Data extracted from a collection
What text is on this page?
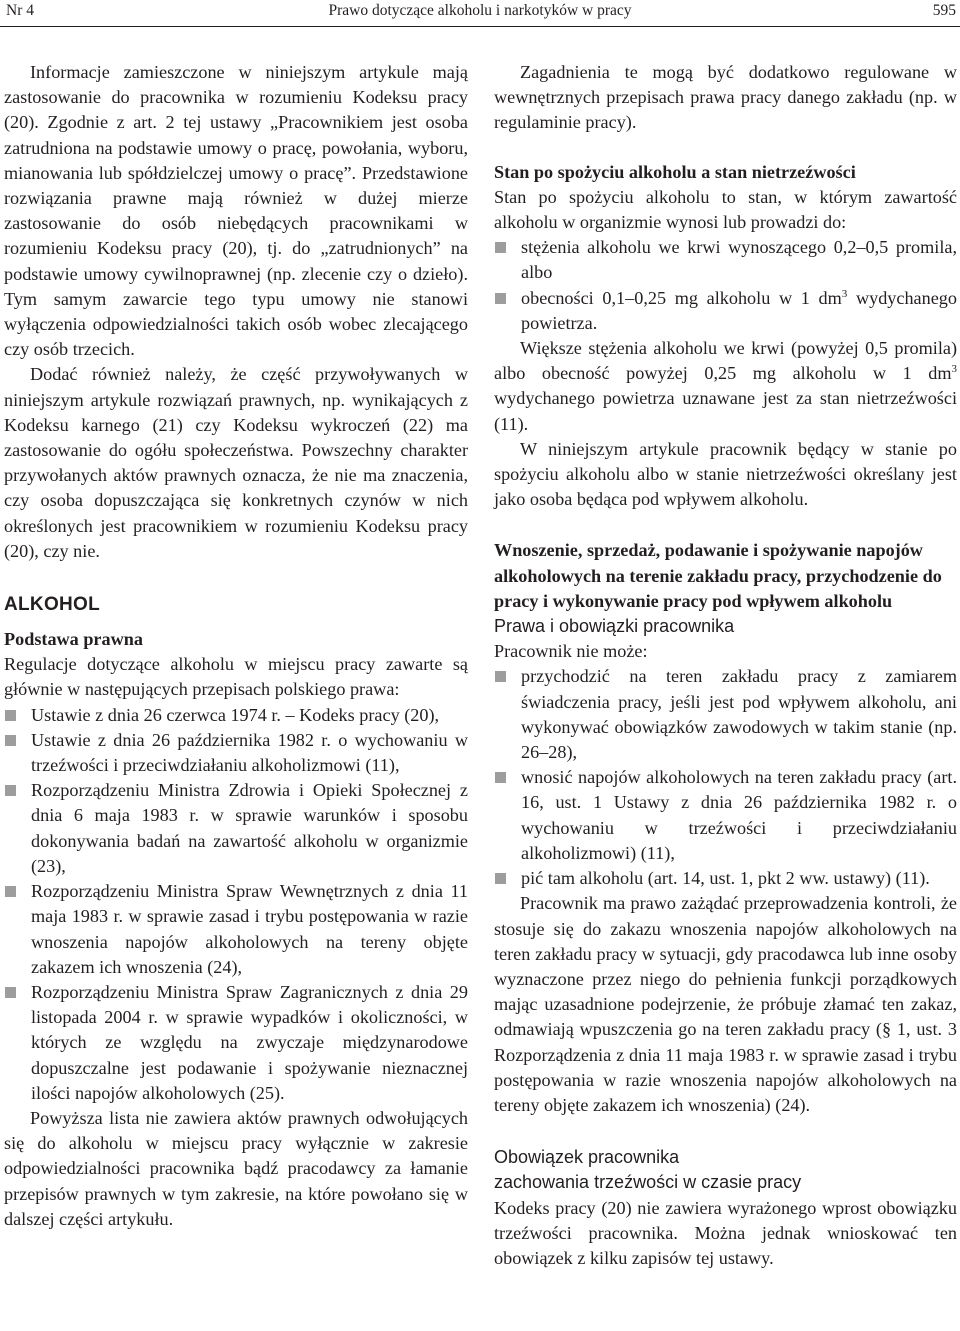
Nr 4	Prawo dotyczące alkoholu i narkotyków w pracy	595

Informacje zamieszczone w niniejszym artykule mają zastosowanie do pracownika w rozumieniu Kodeksu pracy (20). Zgodnie z art. 2 tej ustawy „Pracownikiem jest osoba zatrudniona na podstawie umowy o pracę, powołania, wyboru, mianowania lub spółdzielczej umowy o pracę”. Przedstawione rozwiązania prawne mają również w dużej mierze zastosowanie do osób niebędących pracownikami w rozumieniu Kodeksu pracy (20), tj. do „zatrudnionych” na podstawie umowy cywilnoprawnej (np. zlecenie czy o dzieło). Tym samym zawarcie tego typu umowy nie stanowi wyłączenia odpowiedzialności takich osób wobec zlecającego czy osób trzecich.

Dodać również należy, że część przywoływanych w niniejszym artykule rozwiązań prawnych, np. wynikających z Kodeksu karnego (21) czy Kodeksu wykroczeń (22) ma zastosowanie do ogółu społeczeństwa. Powszechny charakter przywołanych aktów prawnych oznacza, że nie ma znaczenia, czy osoba dopuszczająca się konkretnych czynów w nich określonych jest pracownikiem w rozumieniu Kodeksu pracy (20), czy nie.

ALKOHOL
Podstawa prawna

Regulacje dotyczące alkoholu w miejscu pracy zawarte są głównie w następujących przepisach polskiego prawa:

Ustawie z dnia 26 czerwca 1974 r. – Kodeks pracy (20),
Ustawie z dnia 26 października 1982 r. o wychowaniu w trzeźwości i przeciwdziałaniu alkoholizmowi (11),
Rozporządzeniu Ministra Zdrowia i Opieki Społecznej z dnia 6 maja 1983 r. w sprawie warunków i sposobu dokonywania badań na zawartość alkoholu w organizmie (23),
Rozporządzeniu Ministra Spraw Wewnętrznych z dnia 11 maja 1983 r. w sprawie zasad i trybu postępowania w razie wnoszenia napojów alkoholowych na tereny objęte zakazem ich wnoszenia (24),
Rozporządzeniu Ministra Spraw Zagranicznych z dnia 29 listopada 2004 r. w sprawie wypadków i okoliczności, w których ze względu na zwyczaje międzynarodowe dopuszczalne jest podawanie i spożywanie nieznacznej ilości napojów alkoholowych (25).

Powyższa lista nie zawiera aktów prawnych odwołujących się do alkoholu w miejscu pracy wyłącznie w zakresie odpowiedzialności pracownika bądź pracodawcy za łamanie przepisów prawnych w tym zakresie, na które powołano się w dalszej części artykułu.

Zagadnienia te mogą być dodatkowo regulowane w wewnętrznych przepisach prawa pracy danego zakładu (np. w regulaminie pracy).

Stan po spożyciu alkoholu a stan nietrzeźwości

Stan po spożyciu alkoholu to stan, w którym zawartość alkoholu w organizmie wynosi lub prowadzi do:

stężenia alkoholu we krwi wynoszącego 0,2–0,5 promila, albo
obecności 0,1–0,25 mg alkoholu w 1 $dm^3$ wydychanego powietrza.

Większe stężenia alkoholu we krwi (powyżej 0,5 promila) albo obecność powyżej 0,25 mg alkoholu w 1 $dm^3$ wydychanego powietrza uznawane jest za stan nietrzeźwości (11).

W niniejszym artykule pracownik będący w stanie po spożyciu alkoholu albo w stanie nietrzeźwości określany jest jako osoba będąca pod wpływem alkoholu.

Wnoszenie, sprzedaż, podawanie i spożywanie napojów alkoholowych na terenie zakładu pracy, przychodzenie do pracy i wykonywanie pracy pod wpływem alkoholu
Prawa i obowiązki pracownika

Pracownik nie może:

przychodzić na teren zakładu pracy z zamiarem świadczenia pracy, jeśli jest pod wpływem alkoholu, ani wykonywać obowiązków zawodowych w takim stanie (np. 26–28),
wnosić napojów alkoholowych na teren zakładu pracy (art. 16, ust. 1 Ustawy z dnia 26 października 1982 r. o wychowaniu w trzeźwości i przeciwdziałaniu alkoholizmowi) (11),
pić tam alkoholu (art. 14, ust. 1, pkt 2 ww. ustawy) (11).

Pracownik ma prawo zażądać przeprowadzenia kontroli, że stosuje się do zakazu wnoszenia napojów alkoholowych na teren zakładu pracy w sytuacji, gdy pracodawca lub inne osoby wyznaczone przez niego do pełnienia funkcji porządkowych mając uzasadnione podejrzenie, że próbuje złamać ten zakaz, odmawiają wpuszczenia go na teren zakładu pracy (§ 1, ust. 3 Rozporządzenia z dnia 11 maja 1983 r. w sprawie zasad i trybu postępowania w razie wnoszenia napojów alkoholowych na tereny objęte zakazem ich wnoszenia) (24).

Obowiązek pracownika
zachowania trzeźwości w czasie pracy

Kodeks pracy (20) nie zawiera wyrażonego wprost obowiązku trzeźwości pracownika. Można jednak wnioskować ten obowiązek z kilku zapisów tej ustawy.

• [The task]
For the data above, state only how many lines include the word "zasad".

• [Task answer]
2